__Given instruction__.
For this exercise, repeat all of the material verbatim apart from its images.
— start Working data —
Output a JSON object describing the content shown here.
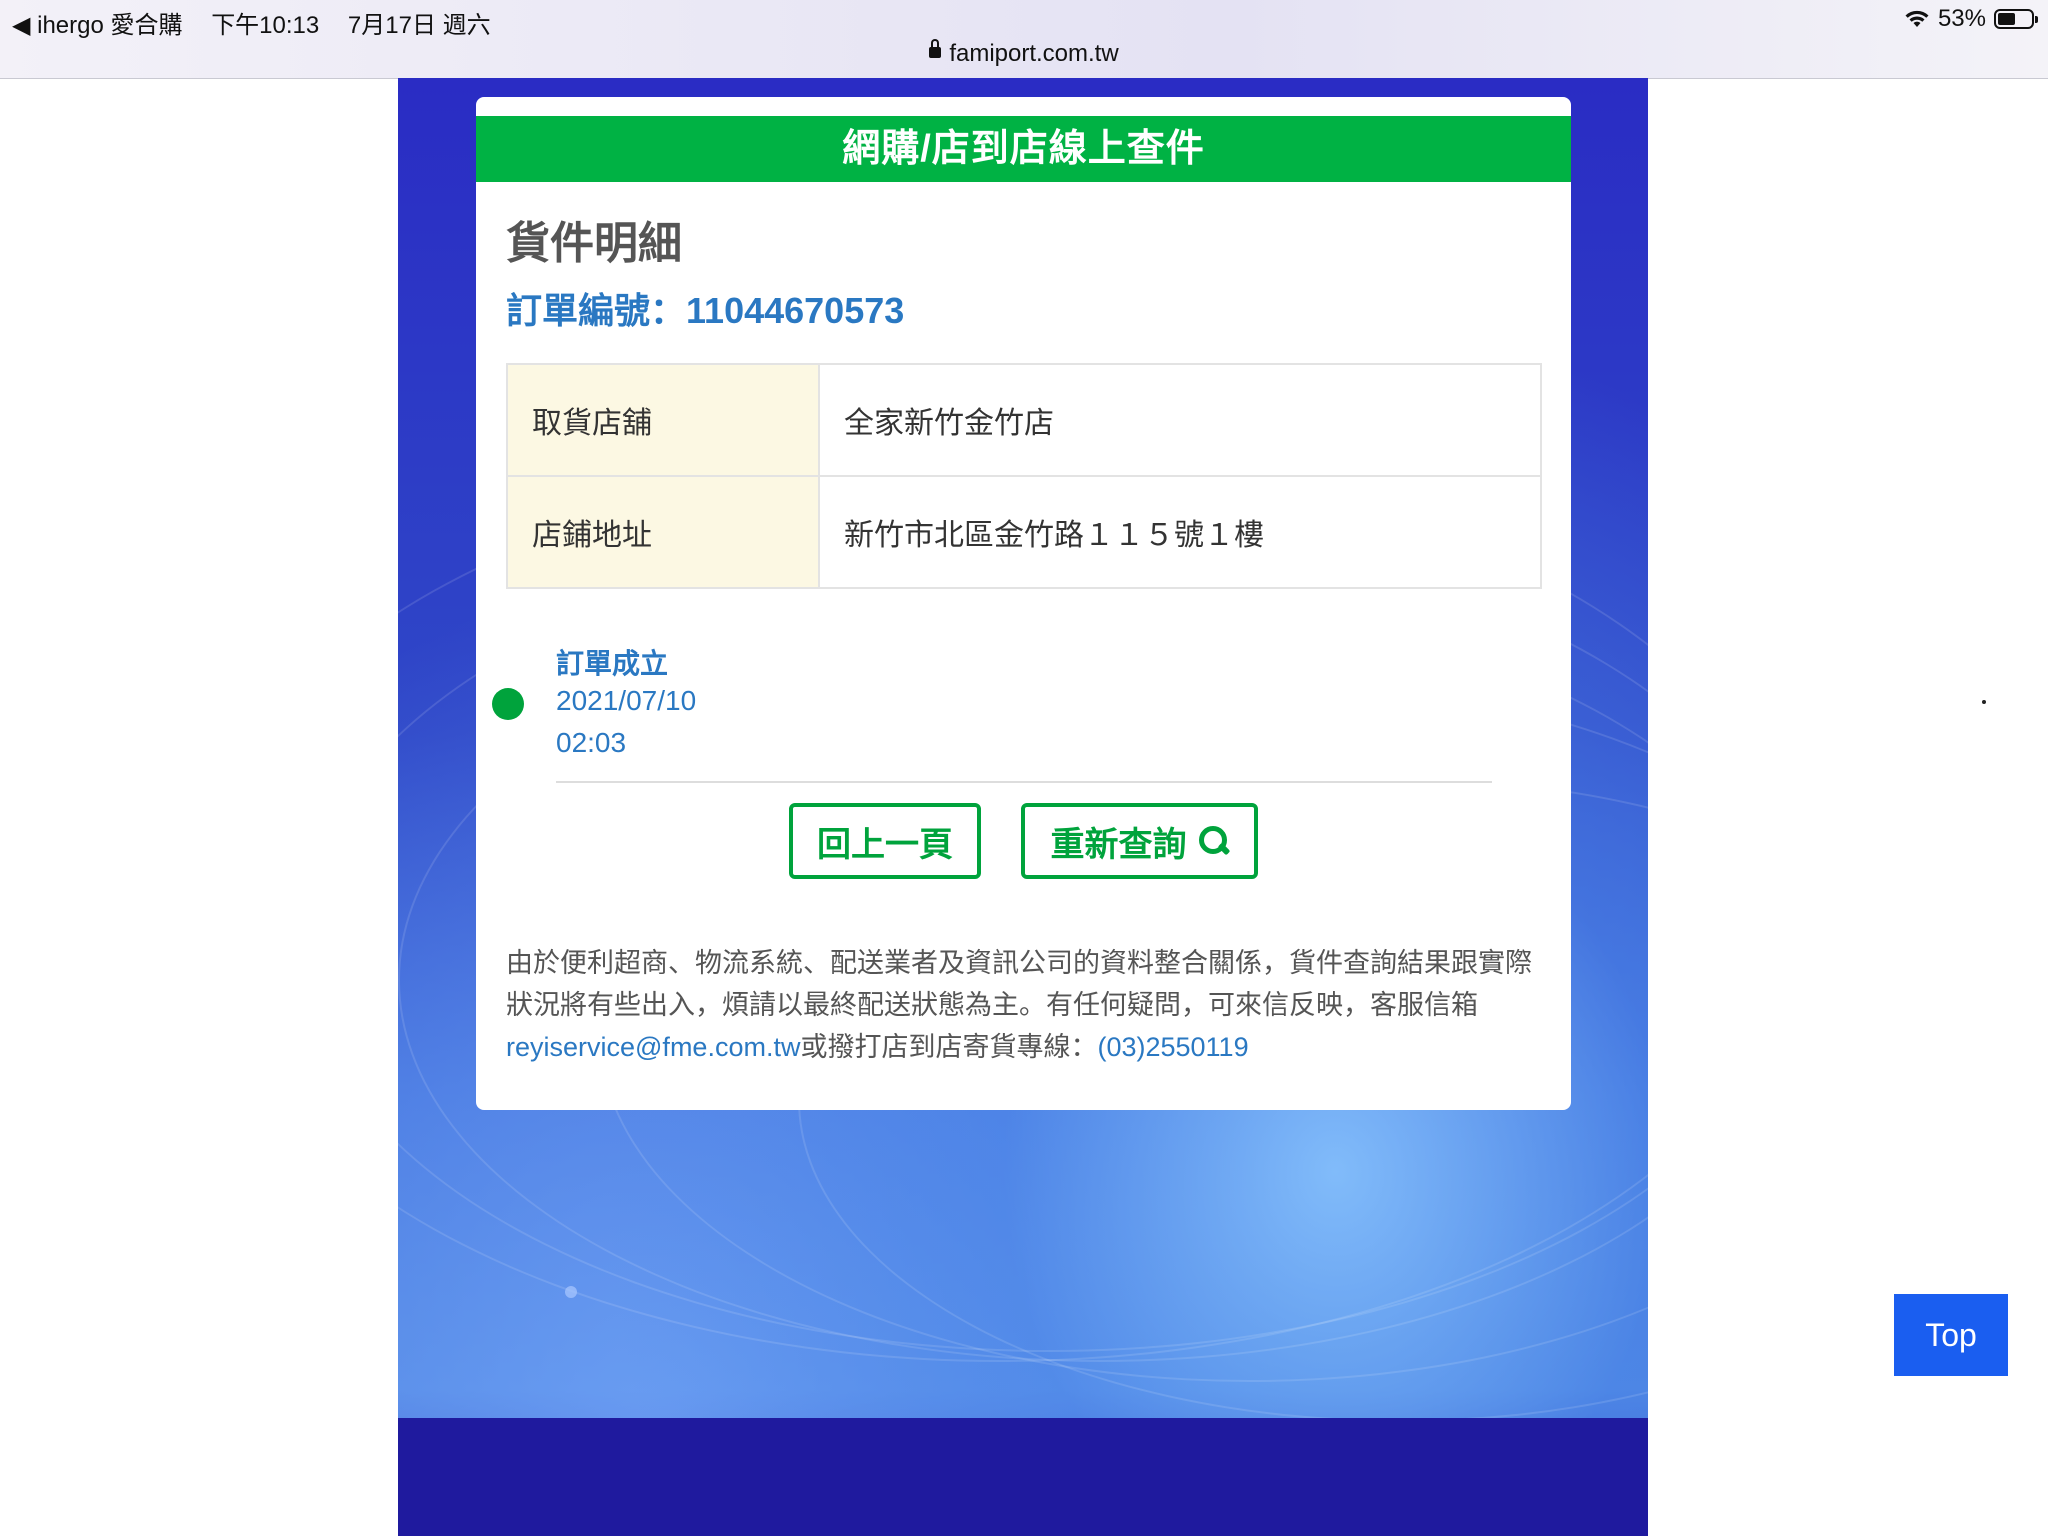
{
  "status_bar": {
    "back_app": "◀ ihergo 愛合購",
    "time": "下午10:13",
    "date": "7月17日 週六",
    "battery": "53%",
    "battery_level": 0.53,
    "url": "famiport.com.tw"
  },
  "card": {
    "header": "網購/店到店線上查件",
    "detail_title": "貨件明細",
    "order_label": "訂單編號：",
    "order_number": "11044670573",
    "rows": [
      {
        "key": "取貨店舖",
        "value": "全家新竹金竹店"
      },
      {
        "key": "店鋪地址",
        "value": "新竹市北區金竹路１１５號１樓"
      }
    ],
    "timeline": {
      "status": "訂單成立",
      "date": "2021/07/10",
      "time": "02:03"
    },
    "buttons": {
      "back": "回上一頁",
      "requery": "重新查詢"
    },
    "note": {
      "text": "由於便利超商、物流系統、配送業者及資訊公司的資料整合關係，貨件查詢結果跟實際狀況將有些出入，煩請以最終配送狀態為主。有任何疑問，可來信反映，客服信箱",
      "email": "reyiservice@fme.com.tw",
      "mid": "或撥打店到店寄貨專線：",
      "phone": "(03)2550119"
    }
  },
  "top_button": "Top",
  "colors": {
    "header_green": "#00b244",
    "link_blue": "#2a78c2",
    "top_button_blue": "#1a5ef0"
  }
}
— end Working data —
__Right answer__.
Output a JSON object describing the content shown here.
{
  "status_bar": {
    "back_app": "◀ ihergo 愛合購",
    "time": "下午10:13",
    "date": "7月17日 週六",
    "battery": "53%",
    "battery_level": 0.53,
    "url": "famiport.com.tw"
  },
  "card": {
    "header": "網購/店到店線上查件",
    "detail_title": "貨件明細",
    "order_label": "訂單編號：",
    "order_number": "11044670573",
    "rows": [
      {
        "key": "取貨店舖",
        "value": "全家新竹金竹店"
      },
      {
        "key": "店鋪地址",
        "value": "新竹市北區金竹路１１５號１樓"
      }
    ],
    "timeline": {
      "status": "訂單成立",
      "date": "2021/07/10",
      "time": "02:03"
    },
    "buttons": {
      "back": "回上一頁",
      "requery": "重新查詢"
    },
    "note": {
      "text": "由於便利超商、物流系統、配送業者及資訊公司的資料整合關係，貨件查詢結果跟實際狀況將有些出入，煩請以最終配送狀態為主。有任何疑問，可來信反映，客服信箱",
      "email": "reyiservice@fme.com.tw",
      "mid": "或撥打店到店寄貨專線：",
      "phone": "(03)2550119"
    }
  },
  "top_button": "Top",
  "colors": {
    "header_green": "#00b244",
    "link_blue": "#2a78c2",
    "top_button_blue": "#1a5ef0"
  }
}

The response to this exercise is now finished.